SET PROBLEM:
Repeat every line exactly, keeping the pictures out of the copy.

EXERCISE INPUTS:
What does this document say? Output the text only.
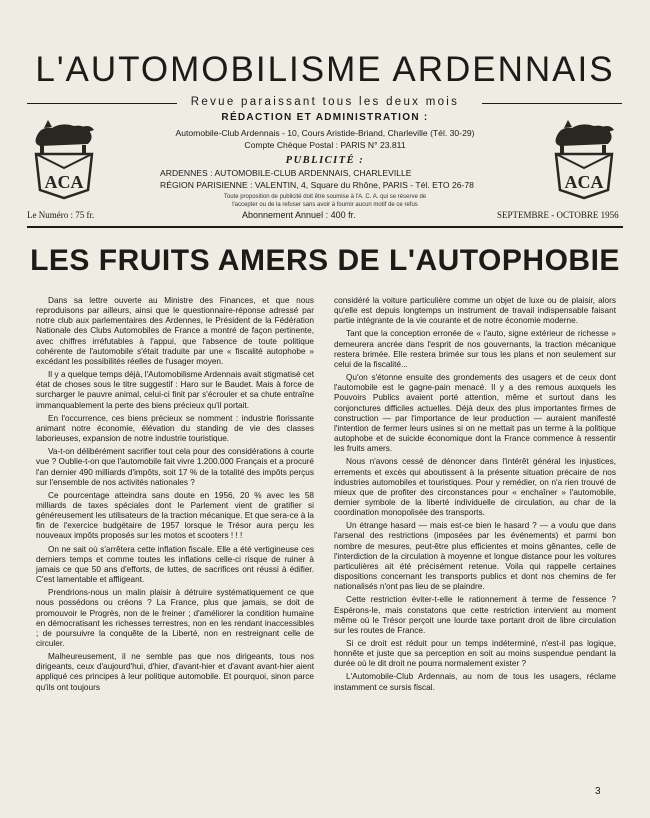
L'AUTOMOBILISME ARDENNAIS
Revue paraissant tous les deux mois
ACA	ACA
RÉDACTION ET ADMINISTRATION :
Automobile-Club Ardennais - 10, Cours Aristide-Briand, Charleville (Tél. 30-29)
Compte Chèque Postal : PARIS N° 23.811
PUBLICITÉ :
ARDENNES : AUTOMOBILE-CLUB ARDENNAIS, CHARLEVILLE
RÉGION PARISIENNE : VALENTIN, 4, Square du Rhône, PARIS - Tél. ETO 26-78
Toute proposition de publicité doit être soumise à l'A. C. A. qui se réserve de
l'accepter ou de la refuser sans avoir à fournir aucun motif de ce refus
Le Numéro : 75 fr.	Abonnement Annuel : 400 fr.	SEPTEMBRE - OCTOBRE 1956
LES FRUITS AMERS DE L'AUTOPHOBIE

Dans sa lettre ouverte au Ministre des Finances, et que nous reproduisons par ailleurs, ainsi que le questionnaire-réponse adressé par notre club aux parlementaires des Ardennes, le Président de la Fédération Nationale des Clubs Automobiles de France a montré de façon pertinente, avec chiffres irréfutables à l'appui, que l'absence de toute politique cohérente de l'automobile s'était traduite par une « fiscalité autophobe » excédant les possibilités réelles de l'usager moyen.

Il y a quelque temps déjà, l'Automobilisme Ardennais avait stigmatisé cet état de choses sous le titre suggestif : Haro sur le Baudet. Mais à force de surcharger le pauvre animal, celui-ci finit par s'écrouler et sa chute entraîne immanquablement la perte des biens précieux qu'il portait.

En l'occurrence, ces biens précieux se nomment : industrie florissante animant notre économie, élévation du standing de vie des classes laborieuses, expansion de notre industrie touristique.

Va-t-on délibérément sacrifier tout cela pour des considérations à courte vue ? Oublie-t-on que l'automobile fait vivre 1.200.000 Français et a procuré l'an dernier 490 milliards d'impôts, soit 17 % de la totalité des impôts perçus sur l'ensemble de nos activités nationales ?

Ce pourcentage atteindra sans doute en 1956, 20 % avec les 58 milliards de taxes spéciales dont le Parlement vient de gratifier si généreusement les utilisateurs de la traction mécanique. Et que sera-ce à la fin de l'exercice budgétaire de 1957 lorsque le Trésor aura perçu les nouveaux impôts proposés sur les motos et scooters ! ! !

On ne sait où s'arrêtera cette inflation fiscale. Elle a été vertigineuse ces derniers temps et comme toutes les inflations celle-ci risque de ruiner à jamais ce que 50 ans d'efforts, de luttes, de sacrifices ont réussi à édifier. C'est lamentable et affligeant.

Prendrions-nous un malin plaisir à détruire systématiquement ce que nous possédons ou créons ? La France, plus que jamais, se doit de promouvoir le Progrès, non de le freiner ; d'améliorer la condition humaine en démocratisant les richesses terrestres, non en les rendant inaccessibles ; de poursuivre la conquête de la Liberté, non en restreignant celle de circuler.

Malheureusement, il ne semble pas que nos dirigeants, tous nos dirigeants, ceux d'aujourd'hui, d'hier, d'avant-hier et d'avant avant-hier aient appliqué ces principes à leur politique automobile. Et pourquoi, sinon parce qu'ils ont toujours

considéré la voiture particulière comme un objet de luxe ou de plaisir, alors qu'elle est depuis longtemps un instrument de travail indispensable faisant partie intégrante de la vie courante et de notre économie moderne.

Tant que la conception erronée de « l'auto, signe extérieur de richesse » demeurera ancrée dans l'esprit de nos gouvernants, la traction mécanique restera brimée. Elle restera brimée sur tous les plans et non seulement sur celui de la fiscalité...

Qu'on s'étonne ensuite des grondements des usagers et de ceux dont l'automobile est le gagne-pain menacé. Il y a des remous auxquels les Pouvoirs Publics avaient porté attention, même et surtout dans les conjonctures difficiles actuelles. Déjà deux des plus importantes firmes de construction — par l'importance de leur production — auraient manifesté l'intention de fermer leurs usines si on ne mettait pas un terme à la politique autophobe et de suicide économique dont la France commence à ressentir les fruits amers.

Nous n'avons cessé de dénoncer dans l'intérêt général les injustices, errements et excès qui aboutissent à la présente situation précaire de nos industries automobiles et touristiques. Pour y remédier, on n'a rien trouvé de mieux que de profiter des circonstances pour « enchaîner » l'automobile, dernier symbole de la liberté individuelle de circulation, au char de la coordination monopolisée des transports.

Un étrange hasard — mais est-ce bien le hasard ? — a voulu que dans l'arsenal des restrictions (imposées par les événements) et parmi bon nombre de mesures, peut-être plus efficientes et moins gênantes, celle de l'interdiction de la circulation à moyenne et longue distance pour les voitures particulières ait été précisément retenue. Voila qui rappelle certaines dispositions concernant les transports publics et dont nos chemins de fer nationalisés n'ont pas lieu de se plaindre.

Cette restriction éviter-t-elle le rationnement à terme de l'essence ? Espérons-le, mais constatons que cette restriction intervient au moment même où le Trésor perçoit une lourde taxe portant droit de libre circulation sur les routes de France.

Si ce droit est réduit pour un temps indéterminé, n'est-il pas logique, honnête et juste que sa perception en soit au moins suspendue pendant la durée où le dit droit ne pourra normalement exister ?

L'Automobile-Club Ardennais, au nom de tous les usagers, réclame instamment ce sursis fiscal.

3
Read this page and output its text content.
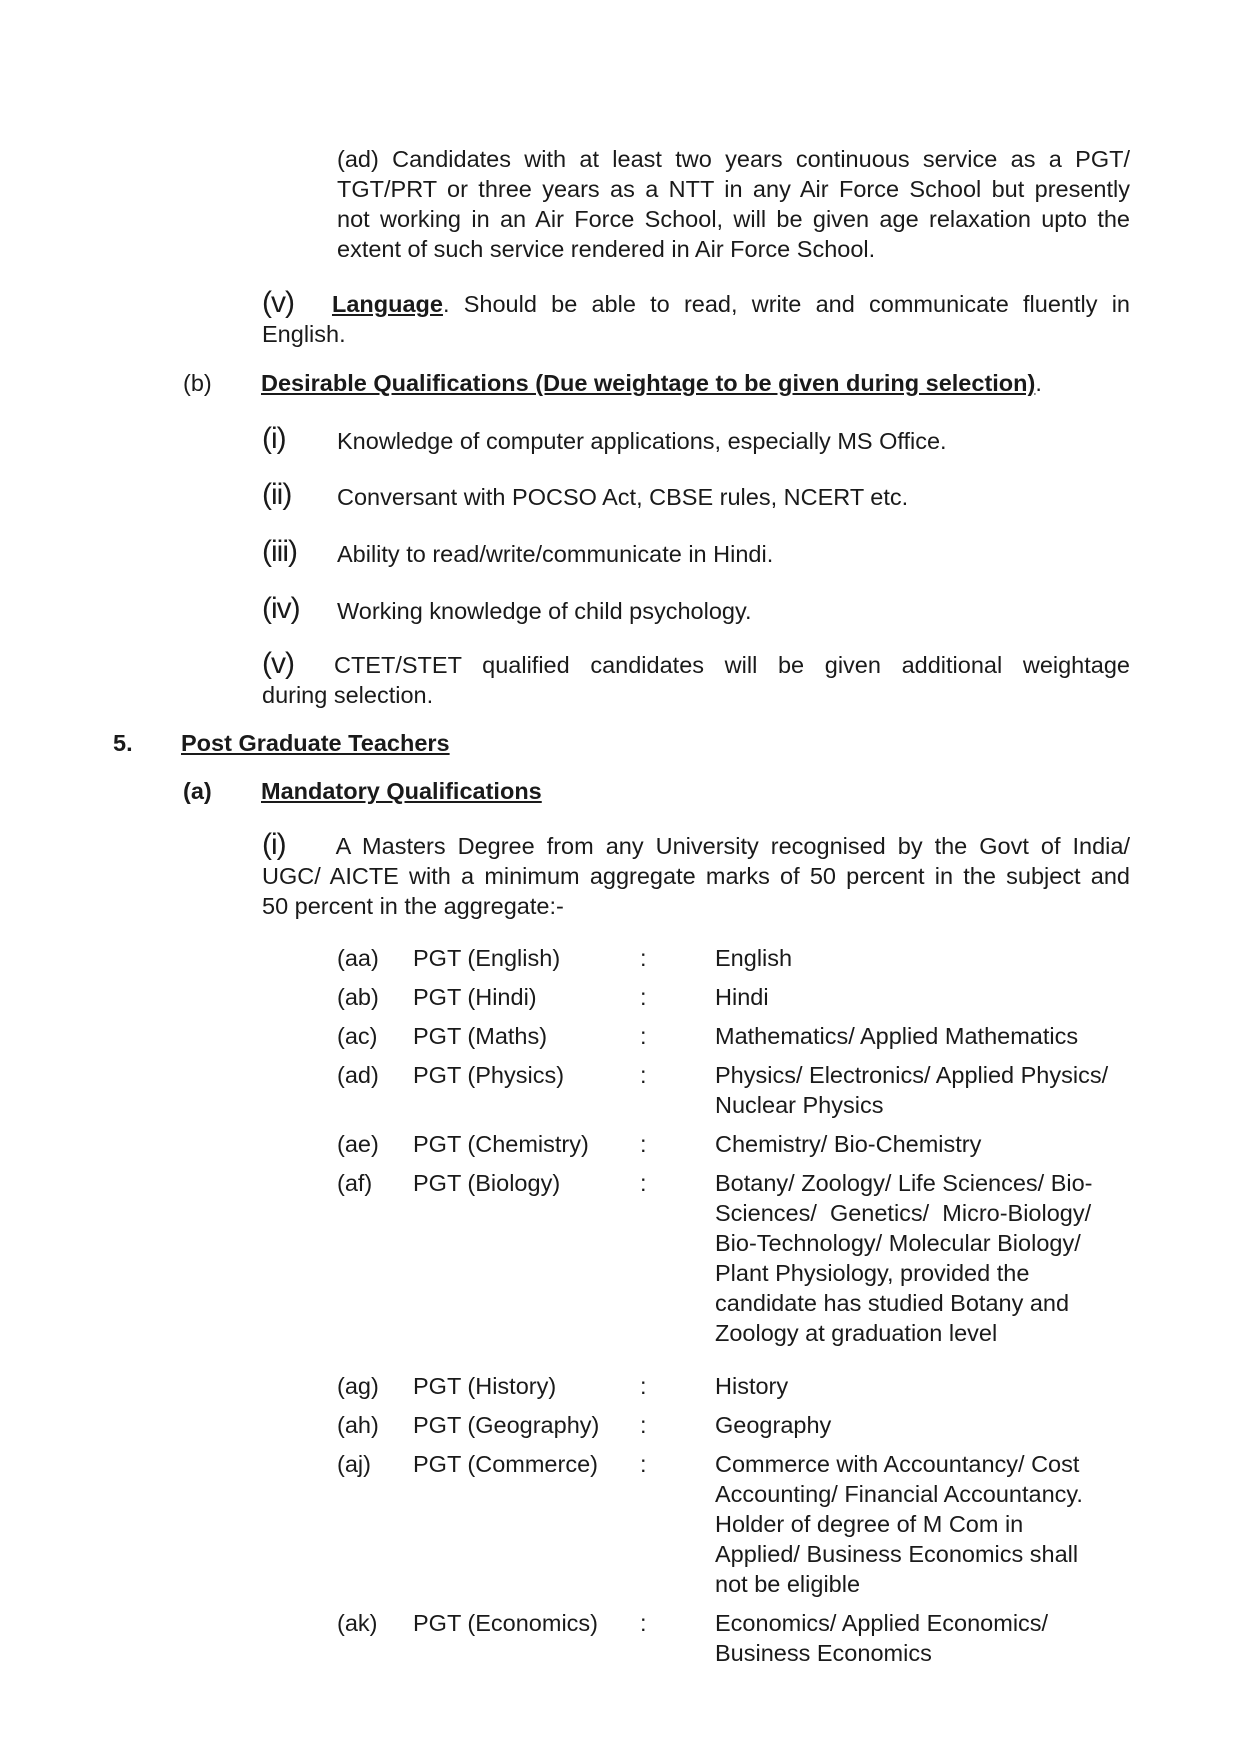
(ad) Candidates with at least two years continuous service as a PGT/
TGT/PRT or three years as a NTT in any Air Force School but presently
not working in an Air Force School, will be given age relaxation upto the
extent of such service rendered in Air Force School.
(v) Language . Should be able to read, write and communicate fluently in
English.
(b) Desirable Qualifications (Due weightage to be given during selection).
(i) Knowledge of computer applications, especially MS Office.
(ii) Conversant with POCSO Act, CBSE rules, NCERT etc.
(iii) Ability to read/write/communicate in Hindi.
(iv) Working knowledge of child psychology.
(v) CTET/STET qualified candidates will be given additional weightage
during selection.
5. Post Graduate Teachers
(a) Mandatory Qualifications
(i) A Masters Degree from any University recognised by the Govt of India/
UGC/ AICTE with a minimum aggregate marks of 50 percent in the subject and
50 percent in the aggregate:-
(aa) PGT (English)	:	English
(ab) PGT (Hindi)	:	Hindi
(ac) PGT (Maths)	:	Mathematics/ Applied Mathematics
(ad) PGT (Physics)	:	Physics/ Electronics/ Applied Physics/
Nuclear Physics
(ae) PGT (Chemistry) :	Chemistry/ Bio-Chemistry
(af) PGT (Biology)	:	Botany/ Zoology/ Life Sciences/ Bio-
Sciences/  Genetics/  Micro-Biology/
Bio-Technology/ Molecular Biology/
Plant Physiology, provided the
candidate has studied Botany and
Zoology at graduation level
(ag) PGT (History)	:	History
(ah) PGT (Geography) :	Geography
(aj) PGT (Commerce) :	Commerce with Accountancy/ Cost
Accounting/ Financial Accountancy.
Holder of degree of M Com in
Applied/ Business Economics shall
not be eligible
(ak) PGT (Economics) :	Economics/ Applied Economics/
Business Economics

FINISHED TASK:
What does this document say? Output the text only.
L'AUTOMOBILISME ARDENNAIS
Revue paraissant tous les deux mois
ACA	ACA
RÉDACTION ET ADMINISTRATION :
Automobile-Club Ardennais - 10, Cours Aristide-Briand, Charleville (Tél. 30-29)
Compte Chèque Postal : PARIS N° 23.811
PUBLICITÉ :
ARDENNES : AUTOMOBILE-CLUB ARDENNAIS, CHARLEVILLE
RÉGION PARISIENNE : VALENTIN, 4, Square du Rhône, PARIS - Tél. ETO 26-78
Toute proposition de publicité doit être soumise à l'A. C. A. qui se réserve de
l'accepter ou de la refuser sans avoir à fournir aucun motif de ce refus
Le Numéro : 75 fr.	Abonnement Annuel : 400 fr.	SEPTEMBRE - OCTOBRE 1956
LES FRUITS AMERS DE L'AUTOPHOBIE

Dans sa lettre ouverte au Ministre des Finances, et que nous reproduisons par ailleurs, ainsi que le questionnaire-réponse adressé par notre club aux parlementaires des Ardennes, le Président de la Fédération Nationale des Clubs Automobiles de France a montré de façon pertinente, avec chiffres irréfutables à l'appui, que l'absence de toute politique cohérente de l'automobile s'était traduite par une « fiscalité autophobe » excédant les possibilités réelles de l'usager moyen.

Il y a quelque temps déjà, l'Automobilisme Ardennais avait stigmatisé cet état de choses sous le titre suggestif : Haro sur le Baudet. Mais à force de surcharger le pauvre animal, celui-ci finit par s'écrouler et sa chute entraîne immanquablement la perte des biens précieux qu'il portait.

En l'occurrence, ces biens précieux se nomment : industrie florissante animant notre économie, élévation du standing de vie des classes laborieuses, expansion de notre industrie touristique.

Va-t-on délibérément sacrifier tout cela pour des considérations à courte vue ? Oublie-t-on que l'automobile fait vivre 1.200.000 Français et a procuré l'an dernier 490 milliards d'impôts, soit 17 % de la totalité des impôts perçus sur l'ensemble de nos activités nationales ?

Ce pourcentage atteindra sans doute en 1956, 20 % avec les 58 milliards de taxes spéciales dont le Parlement vient de gratifier si généreusement les utilisateurs de la traction mécanique. Et que sera-ce à la fin de l'exercice budgétaire de 1957 lorsque le Trésor aura perçu les nouveaux impôts proposés sur les motos et scooters ! ! !

On ne sait où s'arrêtera cette inflation fiscale. Elle a été vertigineuse ces derniers temps et comme toutes les inflations celle-ci risque de ruiner à jamais ce que 50 ans d'efforts, de luttes, de sacrifices ont réussi à édifier. C'est lamentable et affligeant.

Prendrions-nous un malin plaisir à détruire systématiquement ce que nous possédons ou créons ? La France, plus que jamais, se doit de promouvoir le Progrès, non de le freiner ; d'améliorer la condition humaine en démocratisant les richesses terrestres, non en les rendant inaccessibles ; de poursuivre la conquête de la Liberté, non en restreignant celle de circuler.

Malheureusement, il ne semble pas que nos dirigeants, tous nos dirigeants, ceux d'aujourd'hui, d'hier, d'avant-hier et d'avant avant-hier aient appliqué ces principes à leur politique automobile. Et pourquoi, sinon parce qu'ils ont toujours

considéré la voiture particulière comme un objet de luxe ou de plaisir, alors qu'elle est depuis longtemps un instrument de travail indispensable faisant partie intégrante de la vie courante et de notre économie moderne.

Tant que la conception erronée de « l'auto, signe extérieur de richesse » demeurera ancrée dans l'esprit de nos gouvernants, la traction mécanique restera brimée. Elle restera brimée sur tous les plans et non seulement sur celui de la fiscalité...

Qu'on s'étonne ensuite des grondements des usagers et de ceux dont l'automobile est le gagne-pain menacé. Il y a des remous auxquels les Pouvoirs Publics avaient porté attention, même et surtout dans les conjonctures difficiles actuelles. Déjà deux des plus importantes firmes de construction — par l'importance de leur production — auraient manifesté l'intention de fermer leurs usines si on ne mettait pas un terme à la politique autophobe et de suicide économique dont la France commence à ressentir les fruits amers.

Nous n'avons cessé de dénoncer dans l'intérêt général les injustices, errements et excès qui aboutissent à la présente situation précaire de nos industries automobiles et touristiques. Pour y remédier, on n'a rien trouvé de mieux que de profiter des circonstances pour « enchaîner » l'automobile, dernier symbole de la liberté individuelle de circulation, au char de la coordination monopolisée des transports.

Un étrange hasard — mais est-ce bien le hasard ? — a voulu que dans l'arsenal des restrictions (imposées par les événements) et parmi bon nombre de mesures, peut-être plus efficientes et moins gênantes, celle de l'interdiction de la circulation à moyenne et longue distance pour les voitures particulières ait été précisément retenue. Voila qui rappelle certaines dispositions concernant les transports publics et dont nos chemins de fer nationalisés n'ont pas lieu de se plaindre.

Cette restriction éviter-t-elle le rationnement à terme de l'essence ? Espérons-le, mais constatons que cette restriction intervient au moment même où le Trésor perçoit une lourde taxe portant droit de libre circulation sur les routes de France.

Si ce droit est réduit pour un temps indéterminé, n'est-il pas logique, honnête et juste que sa perception en soit au moins suspendue pendant la durée où le dit droit ne pourra normalement exister ?

L'Automobile-Club Ardennais, au nom de tous les usagers, réclame instamment ce sursis fiscal.

3
Read this page and output its text content.
(ad) Candidates with at least two years continuous service as a PGT/
TGT/PRT or three years as a NTT in any Air Force School but presently
not working in an Air Force School, will be given age relaxation upto the
extent of such service rendered in Air Force School.
(v) Language . Should be able to read, write and communicate fluently in
English.
(b) Desirable Qualifications (Due weightage to be given during selection).
(i) Knowledge of computer applications, especially MS Office.
(ii) Conversant with POCSO Act, CBSE rules, NCERT etc.
(iii) Ability to read/write/communicate in Hindi.
(iv) Working knowledge of child psychology.
(v) CTET/STET qualified candidates will be given additional weightage
during selection.
5. Post Graduate Teachers
(a) Mandatory Qualifications
(i) A Masters Degree from any University recognised by the Govt of India/
UGC/ AICTE with a minimum aggregate marks of 50 percent in the subject and
50 percent in the aggregate:-
(aa) PGT (English)	:	English
(ab) PGT (Hindi)	:	Hindi
(ac) PGT (Maths)	:	Mathematics/ Applied Mathematics
(ad) PGT (Physics)	:	Physics/ Electronics/ Applied Physics/
Nuclear Physics
(ae) PGT (Chemistry) :	Chemistry/ Bio-Chemistry
(af) PGT (Biology)	:	Botany/ Zoology/ Life Sciences/ Bio-
Sciences/  Genetics/  Micro-Biology/
Bio-Technology/ Molecular Biology/
Plant Physiology, provided the
candidate has studied Botany and
Zoology at graduation level
(ag) PGT (History)	:	History
(ah) PGT (Geography) :	Geography
(aj) PGT (Commerce) :	Commerce with Accountancy/ Cost
Accounting/ Financial Accountancy.
Holder of degree of M Com in
Applied/ Business Economics shall
not be eligible
(ak) PGT (Economics) :	Economics/ Applied Economics/
Business Economics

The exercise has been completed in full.